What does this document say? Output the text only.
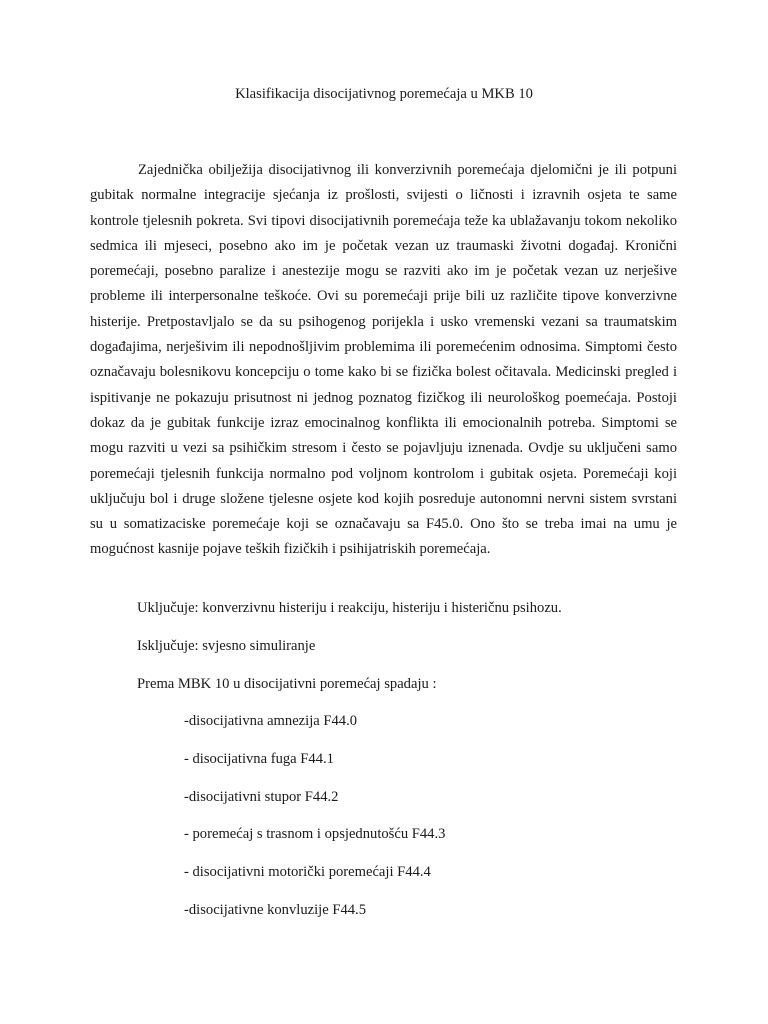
Klasifikacija disocijativnog poremećaja u MKB 10

Zajednička obilježija disocijativnog ili konverzivnih poremećaja djelomični je ili potpuni gubitak normalne integracije sjećanja iz prošlosti, svijesti o ličnosti i izravnih osjeta te same kontrole tjelesnih pokreta. Svi tipovi disocijativnih poremećaja teže ka ublažavanju tokom nekoliko sedmica ili mjeseci, posebno ako im je početak vezan uz traumaski životni događaj. Kronični poremećaji, posebno paralize i anestezije mogu se razviti ako im je početak vezan uz nerješive probleme ili interpersonalne teškoće. Ovi su poremećaji prije bili uz različite tipove konverzivne histerije. Pretpostavljalo se da su psihogenog porijekla i usko vremenski vezani sa traumatskim događajima, nerješivim ili nepodnošljivim problemima ili poremećenim odnosima. Simptomi često označavaju bolesnikovu koncepciju o tome kako bi se fizička bolest očitavala. Medicinski pregled i ispitivanje ne pokazuju prisutnost ni jednog poznatog fizičkog ili neurološkog poemećaja. Postoji dokaz da je gubitak funkcije izraz emocinalnog konflikta ili emocionalnih potreba. Simptomi se mogu razviti u vezi sa psihičkim stresom i često se pojavljuju iznenada. Ovdje su uključeni samo poremećaji tjelesnih funkcija normalno pod voljnom kontrolom i gubitak osjeta. Poremećaji koji uključuju bol i druge složene tjelesne osjete kod kojih posreduje autonomni nervni sistem svrstani su u somatizaciske poremećaje koji se označavaju sa F45.0. Ono što se treba imai na umu je mogućnost kasnije pojave teških fizičkih i psihijatriskih poremećaja.

Uključuje: konverzivnu histeriju i reakciju, histeriju i histeričnu psihozu.

Isključuje: svjesno simuliranje

Prema MBK 10 u disocijativni poremećaj spadaju :

-disocijativna amnezija F44.0

- disocijativna fuga F44.1

-disocijativni stupor F44.2

- poremećaj s trasnom i opsjednutošću F44.3

- disocijativni motorički poremećaji F44.4

-disocijativne konvluzije F44.5
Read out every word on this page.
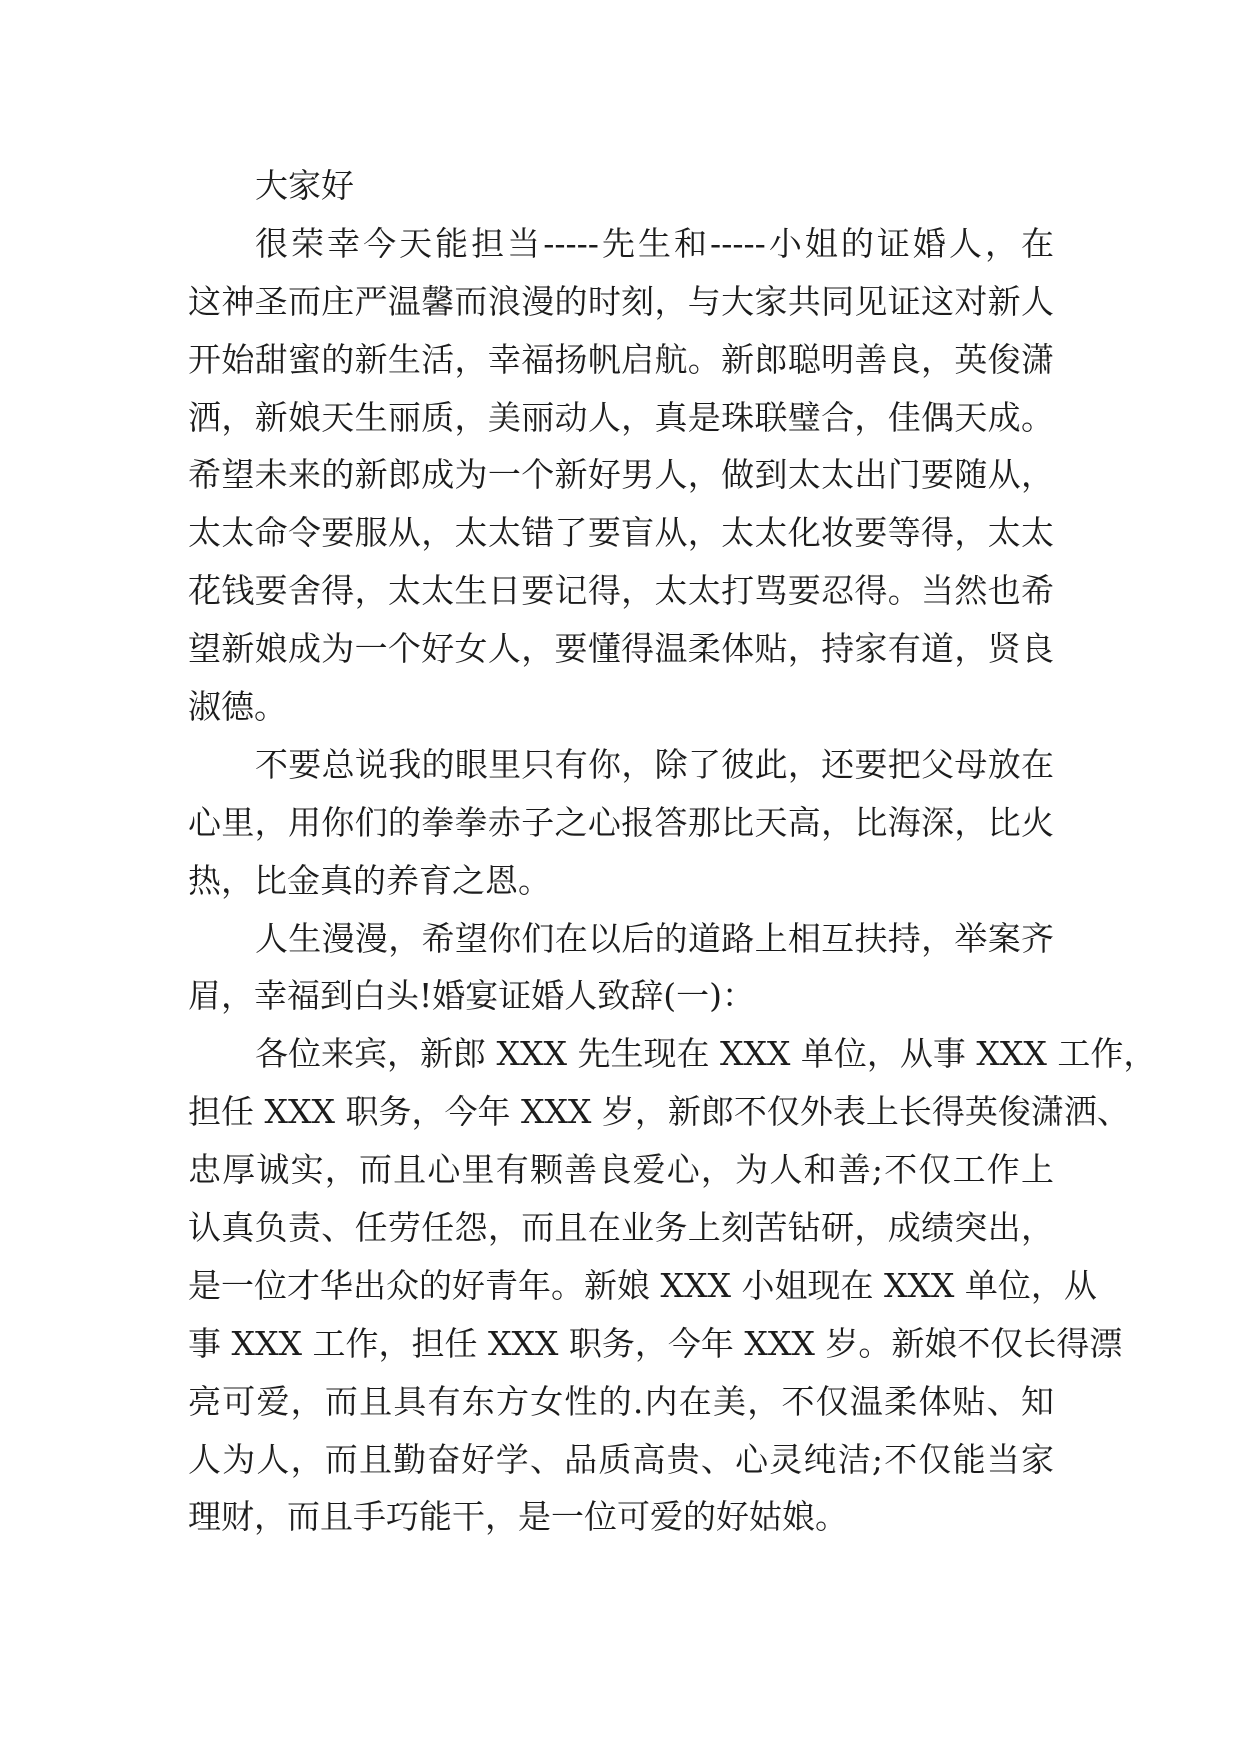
大家好
很荣幸今天能担当-----先生和-----小姐的证婚人，在
这神圣而庄严温馨而浪漫的时刻，与大家共同见证这对新人
开始甜蜜的新生活，幸福扬帆启航。新郎聪明善良，英俊潇
洒，新娘天生丽质，美丽动人，真是珠联璧合，佳偶天成。
希望未来的新郎成为一个新好男人，做到太太出门要随从，
太太命令要服从，太太错了要盲从，太太化妆要等得，太太
花钱要舍得，太太生日要记得，太太打骂要忍得。当然也希
望新娘成为一个好女人，要懂得温柔体贴，持家有道，贤良
淑德。
不要总说我的眼里只有你，除了彼此，还要把父母放在
心里，用你们的拳拳赤子之心报答那比天高，比海深，比火
热，比金真的养育之恩。
人生漫漫，希望你们在以后的道路上相互扶持，举案齐
眉，幸福到白头!婚宴证婚人致辞(一)：
各位来宾，新郎 XXX 先生现在 XXX 单位，从事 XXX 工作，
担任 XXX 职务，今年 XXX 岁，新郎不仅外表上长得英俊潇洒、
忠厚诚实，而且心里有颗善良爱心，为人和善;不仅工作上
认真负责、任劳任怨，而且在业务上刻苦钻研，成绩突出，
是一位才华出众的好青年。新娘 XXX 小姐现在 XXX 单位，从
事 XXX 工作，担任 XXX 职务，今年 XXX 岁。新娘不仅长得漂
亮可爱，而且具有东方女性的.内在美，不仅温柔体贴、知
人为人，而且勤奋好学、品质高贵、心灵纯洁;不仅能当家
理财，而且手巧能干，是一位可爱的好姑娘。
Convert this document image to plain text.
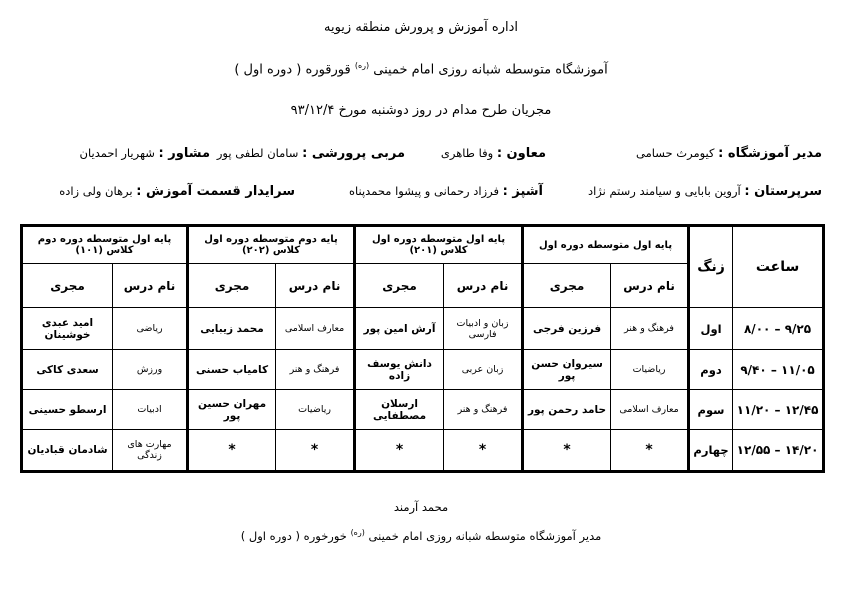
اداره آموزش و پرورش منطقه زیویه
آموزشگاه متوسطه شبانه روزی امام خمینی $^{(ره)}$ قورقوره ( دوره اول )
مجریان طرح مدام در روز دوشنبه مورخ ۹۳/۱۲/۴
مدیر آموزشگاه : کیومرث حسامی
معاون : وفا طاهری
مربی پرورشی : سامان لطفی پور
مشاور : شهریار احمدیان
سرپرستان : آروین بابایی و سیامند رستم نژاد
آشپز : فرزاد رحمانی و پیشوا محمدپناه
سرایدار قسمت آموزش : برهان ولی زاده
ساعت	زنگ	پایه اول متوسطه دوره اول		پایه اول متوسطه دوره اول کلاس (۲۰۱)		پایه دوم متوسطه دوره اول کلاس (۲۰۲)		پایه اول متوسطه دوره دوم کلاس (۱۰۱)	
		نام درس	مجری	نام درس	مجری	نام درس	مجری	نام درس	مجری
۸/۰۰ – ۹/۲۵	اول	فرهنگ و هنر	فرزین فرجی	زبان و ادبیات فارسی	آرش امین پور	معارف اسلامی	محمد زیبایی	ریاضی	امید عبدی خوشینان
۹/۴۰ – ۱۱/۰۵	دوم	ریاضیات	سیروان حسن پور	زبان عربی	دانش یوسف زاده	فرهنگ و هنر	کامیاب حسنی	ورزش	سعدی کاکی
۱۱/۲۰ – ۱۲/۴۵	سوم	معارف اسلامی	حامد رحمن پور	فرهنگ و هنر	ارسلان مصطفایی	ریاضیات	مهران حسین پور	ادبیات	ارسطو حسینی
۱۲/۵۵ – ۱۴/۲۰	چهارم	*	*	*	*	*	*	مهارت های زندگی	شادمان قبادیان
محمد آرمند
مدیر آموزشگاه متوسطه شبانه روزی امام خمینی $^{(ره)}$ خورخوره ( دوره اول )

------------------------------------------------------------------------

*What the task asks*:
Leave out the pictures and output every record above precisely as given.

*Exercise answer*:
What does this document say? Output the text only.
Klasifikacija disocijativnog poremećaja u MKB 10

Zajednička obilježija disocijativnog ili konverzivnih poremećaja djelomični je ili potpuni gubitak normalne integracije sjećanja iz prošlosti, svijesti o ličnosti i izravnih osjeta te same kontrole tjelesnih pokreta. Svi tipovi disocijativnih poremećaja teže ka ublažavanju tokom nekoliko sedmica ili mjeseci, posebno ako im je početak vezan uz traumaski životni događaj. Kronični poremećaji, posebno paralize i anestezije mogu se razviti ako im je početak vezan uz nerješive probleme ili interpersonalne teškoće. Ovi su poremećaji prije bili uz različite tipove konverzivne histerije. Pretpostavljalo se da su psihogenog porijekla i usko vremenski vezani sa traumatskim događajima, nerješivim ili nepodnošljivim problemima ili poremećenim odnosima. Simptomi često označavaju bolesnikovu koncepciju o tome kako bi se fizička bolest očitavala. Medicinski pregled i ispitivanje ne pokazuju prisutnost ni jednog poznatog fizičkog ili neurološkog poemećaja. Postoji dokaz da je gubitak funkcije izraz emocinalnog konflikta ili emocionalnih potreba. Simptomi se mogu razviti u vezi sa psihičkim stresom i često se pojavljuju iznenada. Ovdje su uključeni samo poremećaji tjelesnih funkcija normalno pod voljnom kontrolom i gubitak osjeta. Poremećaji koji uključuju bol i druge složene tjelesne osjete kod kojih posreduje autonomni nervni sistem svrstani su u somatizaciske poremećaje koji se označavaju sa F45.0. Ono što se treba imai na umu je mogućnost kasnije pojave teških fizičkih i psihijatriskih poremećaja.

Uključuje: konverzivnu histeriju i reakciju, histeriju i histeričnu psihozu.

Isključuje: svjesno simuliranje

Prema MBK 10 u disocijativni poremećaj spadaju :

-disocijativna amnezija F44.0

- disocijativna fuga F44.1

-disocijativni stupor F44.2

- poremećaj s trasnom i opsjednutošću F44.3

- disocijativni motorički poremećaji F44.4

-disocijativne konvluzije F44.5
Read out every word on this page.
大家好
很荣幸今天能担当-----先生和-----小姐的证婚人，在
这神圣而庄严温馨而浪漫的时刻，与大家共同见证这对新人
开始甜蜜的新生活，幸福扬帆启航。新郎聪明善良，英俊潇
洒，新娘天生丽质，美丽动人，真是珠联璧合，佳偶天成。
希望未来的新郎成为一个新好男人，做到太太出门要随从，
太太命令要服从，太太错了要盲从，太太化妆要等得，太太
花钱要舍得，太太生日要记得，太太打骂要忍得。当然也希
望新娘成为一个好女人，要懂得温柔体贴，持家有道，贤良
淑德。
不要总说我的眼里只有你，除了彼此，还要把父母放在
心里，用你们的拳拳赤子之心报答那比天高，比海深，比火
热，比金真的养育之恩。
人生漫漫，希望你们在以后的道路上相互扶持，举案齐
眉，幸福到白头!婚宴证婚人致辞(一)：
各位来宾，新郎 XXX 先生现在 XXX 单位，从事 XXX 工作，
担任 XXX 职务，今年 XXX 岁，新郎不仅外表上长得英俊潇洒、
忠厚诚实，而且心里有颗善良爱心，为人和善;不仅工作上
认真负责、任劳任怨，而且在业务上刻苦钻研，成绩突出，
是一位才华出众的好青年。新娘 XXX 小姐现在 XXX 单位，从
事 XXX 工作，担任 XXX 职务，今年 XXX 岁。新娘不仅长得漂
亮可爱，而且具有东方女性的.内在美，不仅温柔体贴、知
人为人，而且勤奋好学、品质高贵、心灵纯洁;不仅能当家
理财，而且手巧能干，是一位可爱的好姑娘。
Convert this document image to plain text.
اداره آموزش و پرورش منطقه زیویه
آموزشگاه متوسطه شبانه روزی امام خمینی $^{(ره)}$ قورقوره ( دوره اول )
مجریان طرح مدام در روز دوشنبه مورخ ۹۳/۱۲/۴
مدیر آموزشگاه : کیومرث حسامی
معاون : وفا طاهری
مربی پرورشی : سامان لطفی پور
مشاور : شهریار احمدیان
سرپرستان : آروین بابایی و سیامند رستم نژاد
آشپز : فرزاد رحمانی و پیشوا محمدپناه
سرایدار قسمت آموزش : برهان ولی زاده
ساعت	زنگ	پایه اول متوسطه دوره اول		پایه اول متوسطه دوره اول کلاس (۲۰۱)		پایه دوم متوسطه دوره اول کلاس (۲۰۲)		پایه اول متوسطه دوره دوم کلاس (۱۰۱)	
		نام درس	مجری	نام درس	مجری	نام درس	مجری	نام درس	مجری
۸/۰۰ – ۹/۲۵	اول	فرهنگ و هنر	فرزین فرجی	زبان و ادبیات فارسی	آرش امین پور	معارف اسلامی	محمد زیبایی	ریاضی	امید عبدی خوشینان
۹/۴۰ – ۱۱/۰۵	دوم	ریاضیات	سیروان حسن پور	زبان عربی	دانش یوسف زاده	فرهنگ و هنر	کامیاب حسنی	ورزش	سعدی کاکی
۱۱/۲۰ – ۱۲/۴۵	سوم	معارف اسلامی	حامد رحمن پور	فرهنگ و هنر	ارسلان مصطفایی	ریاضیات	مهران حسین پور	ادبیات	ارسطو حسینی
۱۲/۵۵ – ۱۴/۲۰	چهارم	*	*	*	*	*	*	مهارت های زندگی	شادمان قبادیان
محمد آرمند
مدیر آموزشگاه متوسطه شبانه روزی امام خمینی $^{(ره)}$ خورخوره ( دوره اول )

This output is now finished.